> WORK TO DO:
Records follow. Pull out every line that contains "label".

— Start GIVEN RECORDS —

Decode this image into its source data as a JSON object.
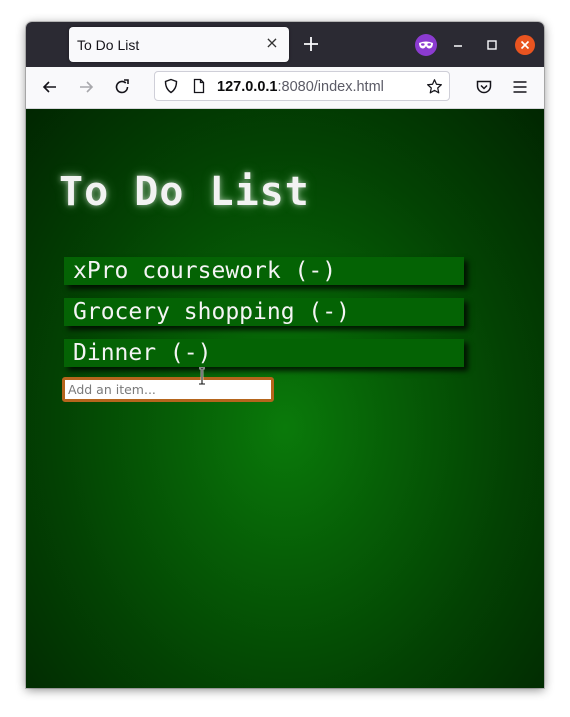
{
  "browser": {
    "tab_title": "To Do List",
    "tab_close": "×",
    "url_host": "127.0.0.1",
    "url_rest": ":8080/index.html"
  },
  "page": {
    "title": "To Do List",
    "items": [
      {
        "label": "xPro coursework (-)"
      },
      {
        "label": "Grocery shopping (-)"
      },
      {
        "label": "Dinner (-)"
      }
    ],
    "input_placeholder": "Add an item..."
  },
  "colors": {
    "accent_border": "#b5651d",
    "item_bg": "#046304",
    "private_mask": "#8b3bd0",
    "close_button": "#e95420"
  },
  "icons": [
    "new-tab-plus-icon",
    "private-browsing-mask-icon",
    "minimize-icon",
    "maximize-icon",
    "window-close-icon",
    "back-arrow-icon",
    "forward-arrow-icon",
    "reload-icon",
    "shield-icon",
    "page-icon",
    "bookmark-star-icon",
    "pocket-icon",
    "hamburger-menu-icon",
    "text-cursor-icon"
  ]
}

— End GIVEN RECORDS —

> WORKED SOLUTION:
        "label": "xPro coursework (-)"
        "label": "Grocery shopping (-)"
        "label": "Dinner (-)"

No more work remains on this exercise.